**Work to complete**: Copy out every record below, word for word.

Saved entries
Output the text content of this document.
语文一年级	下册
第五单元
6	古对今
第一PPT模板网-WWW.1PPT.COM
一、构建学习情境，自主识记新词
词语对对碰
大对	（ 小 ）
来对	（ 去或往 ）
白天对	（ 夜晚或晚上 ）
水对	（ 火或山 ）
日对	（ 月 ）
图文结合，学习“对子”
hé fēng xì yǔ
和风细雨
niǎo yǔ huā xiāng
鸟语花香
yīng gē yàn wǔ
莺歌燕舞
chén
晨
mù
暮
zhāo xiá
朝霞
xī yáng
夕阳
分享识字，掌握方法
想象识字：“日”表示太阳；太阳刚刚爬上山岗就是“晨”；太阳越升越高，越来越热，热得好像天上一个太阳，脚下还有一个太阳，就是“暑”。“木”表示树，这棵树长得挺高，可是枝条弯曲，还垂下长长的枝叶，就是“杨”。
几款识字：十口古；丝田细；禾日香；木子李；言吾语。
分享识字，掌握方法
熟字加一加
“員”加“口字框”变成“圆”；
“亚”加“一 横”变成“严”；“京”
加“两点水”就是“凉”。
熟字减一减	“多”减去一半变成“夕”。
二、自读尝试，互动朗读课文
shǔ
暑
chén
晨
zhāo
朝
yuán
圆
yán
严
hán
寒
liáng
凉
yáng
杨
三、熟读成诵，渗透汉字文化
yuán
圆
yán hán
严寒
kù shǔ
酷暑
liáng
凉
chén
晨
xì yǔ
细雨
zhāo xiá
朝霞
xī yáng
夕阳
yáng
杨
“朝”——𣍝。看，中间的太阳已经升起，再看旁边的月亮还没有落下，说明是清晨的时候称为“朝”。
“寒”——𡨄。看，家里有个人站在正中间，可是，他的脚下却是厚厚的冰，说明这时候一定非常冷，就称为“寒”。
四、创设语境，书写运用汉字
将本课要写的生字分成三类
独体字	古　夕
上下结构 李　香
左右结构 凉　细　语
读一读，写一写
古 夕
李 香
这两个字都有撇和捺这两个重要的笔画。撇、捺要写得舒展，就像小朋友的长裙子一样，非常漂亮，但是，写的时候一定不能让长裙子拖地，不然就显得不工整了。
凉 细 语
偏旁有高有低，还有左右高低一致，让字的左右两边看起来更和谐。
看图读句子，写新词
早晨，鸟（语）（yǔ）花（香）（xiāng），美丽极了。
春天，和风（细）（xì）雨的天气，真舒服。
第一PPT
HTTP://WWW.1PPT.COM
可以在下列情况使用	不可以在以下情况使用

**Written response**:
Output the text content of this document.
语文一年级	下册
第五单元
6	古对今
第一PPT模板网-WWW.1PPT.COM
一、构建学习情境，自主识记新词
词语对对碰
大对	（ 小 ）
来对	（ 去或往 ）
白天对	（ 夜晚或晚上 ）
水对	（ 火或山 ）
日对	（ 月 ）
图文结合，学习“对子”
hé fēng xì yǔ
和风细雨
niǎo yǔ huā xiāng
鸟语花香
yīng gē yàn wǔ
莺歌燕舞
chén
晨
mù
暮
zhāo xiá
朝霞
xī yáng
夕阳
分享识字，掌握方法
想象识字：“日”表示太阳；太阳刚刚爬上山岗就是“晨”；太阳越升越高，越来越热，热得好像天上一个太阳，脚下还有一个太阳，就是“暑”。“木”表示树，这棵树长得挺高，可是枝条弯曲，还垂下长长的枝叶，就是“杨”。
几款识字：十口古；丝田细；禾日香；木子李；言吾语。
分享识字，掌握方法
熟字加一加
“員”加“口字框”变成“圆”；
“亚”加“一 横”变成“严”；“京”
加“两点水”就是“凉”。
熟字减一减	“多”减去一半变成“夕”。
二、自读尝试，互动朗读课文
shǔ
暑
chén
晨
zhāo
朝
yuán
圆
yán
严
hán
寒
liáng
凉
yáng
杨
三、熟读成诵，渗透汉字文化
yuán
圆
yán hán
严寒
kù shǔ
酷暑
liáng
凉
chén
晨
xì yǔ
细雨
zhāo xiá
朝霞
xī yáng
夕阳
yáng
杨
“朝”——𣍝。看，中间的太阳已经升起，再看旁边的月亮还没有落下，说明是清晨的时候称为“朝”。
“寒”——𡨄。看，家里有个人站在正中间，可是，他的脚下却是厚厚的冰，说明这时候一定非常冷，就称为“寒”。
四、创设语境，书写运用汉字
将本课要写的生字分成三类
独体字	古　夕
上下结构 李　香
左右结构 凉　细　语
读一读，写一写
古 夕
李 香
这两个字都有撇和捺这两个重要的笔画。撇、捺要写得舒展，就像小朋友的长裙子一样，非常漂亮，但是，写的时候一定不能让长裙子拖地，不然就显得不工整了。
凉 细 语
偏旁有高有低，还有左右高低一致，让字的左右两边看起来更和谐。
看图读句子，写新词
早晨，鸟（语）（yǔ）花（香）（xiāng），美丽极了。
春天，和风（细）（xì）雨的天气，真舒服。
第一PPT
HTTP://WWW.1PPT.COM
可以在下列情况使用	不可以在以下情况使用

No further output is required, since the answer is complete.